* [TO BE DONE] Find each line with the word "настоящим" and say how many there are, nothing else.

* [GIVEN DATA]
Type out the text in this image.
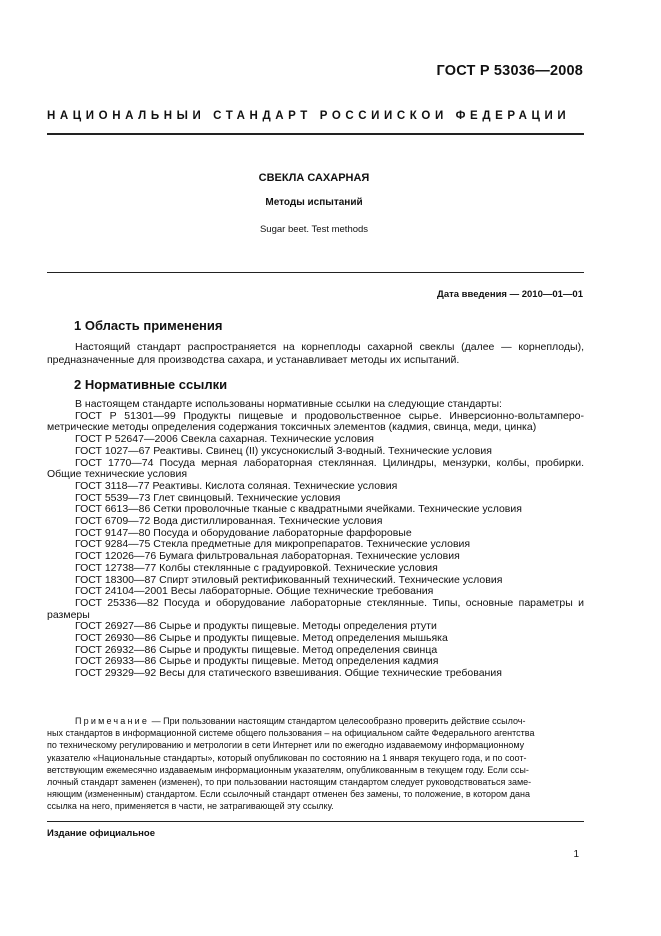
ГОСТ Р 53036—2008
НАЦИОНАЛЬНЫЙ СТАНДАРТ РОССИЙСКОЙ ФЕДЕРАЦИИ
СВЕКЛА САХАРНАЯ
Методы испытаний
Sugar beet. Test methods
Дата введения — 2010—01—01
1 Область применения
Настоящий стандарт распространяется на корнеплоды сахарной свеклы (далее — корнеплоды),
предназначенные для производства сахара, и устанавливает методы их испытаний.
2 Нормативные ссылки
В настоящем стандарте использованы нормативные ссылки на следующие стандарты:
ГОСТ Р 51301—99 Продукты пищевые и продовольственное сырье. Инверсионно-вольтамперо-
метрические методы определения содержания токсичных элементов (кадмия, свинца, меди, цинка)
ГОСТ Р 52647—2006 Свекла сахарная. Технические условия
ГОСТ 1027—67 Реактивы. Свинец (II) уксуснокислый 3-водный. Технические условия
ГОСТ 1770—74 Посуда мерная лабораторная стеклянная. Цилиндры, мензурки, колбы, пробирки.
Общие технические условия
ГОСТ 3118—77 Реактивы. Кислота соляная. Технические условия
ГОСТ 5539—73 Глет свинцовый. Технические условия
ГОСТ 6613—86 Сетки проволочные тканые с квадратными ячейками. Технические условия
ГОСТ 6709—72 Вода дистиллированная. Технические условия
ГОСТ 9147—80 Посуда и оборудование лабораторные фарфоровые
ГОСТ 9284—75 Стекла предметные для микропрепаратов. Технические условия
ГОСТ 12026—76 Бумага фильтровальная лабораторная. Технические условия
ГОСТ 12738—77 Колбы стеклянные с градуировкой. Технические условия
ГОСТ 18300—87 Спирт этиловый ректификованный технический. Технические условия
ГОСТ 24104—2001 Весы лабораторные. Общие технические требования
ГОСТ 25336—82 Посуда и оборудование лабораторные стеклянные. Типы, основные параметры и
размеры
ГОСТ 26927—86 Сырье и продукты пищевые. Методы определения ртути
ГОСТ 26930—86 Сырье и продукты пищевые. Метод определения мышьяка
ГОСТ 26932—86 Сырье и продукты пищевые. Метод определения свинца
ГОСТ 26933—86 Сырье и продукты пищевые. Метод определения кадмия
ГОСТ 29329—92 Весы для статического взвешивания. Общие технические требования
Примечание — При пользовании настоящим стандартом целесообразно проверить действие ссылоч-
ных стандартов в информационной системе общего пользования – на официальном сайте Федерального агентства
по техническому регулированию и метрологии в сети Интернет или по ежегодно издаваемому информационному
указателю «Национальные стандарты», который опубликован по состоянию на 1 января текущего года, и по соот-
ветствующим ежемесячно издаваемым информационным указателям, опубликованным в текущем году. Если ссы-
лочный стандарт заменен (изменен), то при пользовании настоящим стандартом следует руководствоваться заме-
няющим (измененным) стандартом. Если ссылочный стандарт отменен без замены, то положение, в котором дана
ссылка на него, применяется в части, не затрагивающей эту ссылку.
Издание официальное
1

* [THE RESPONSE] 2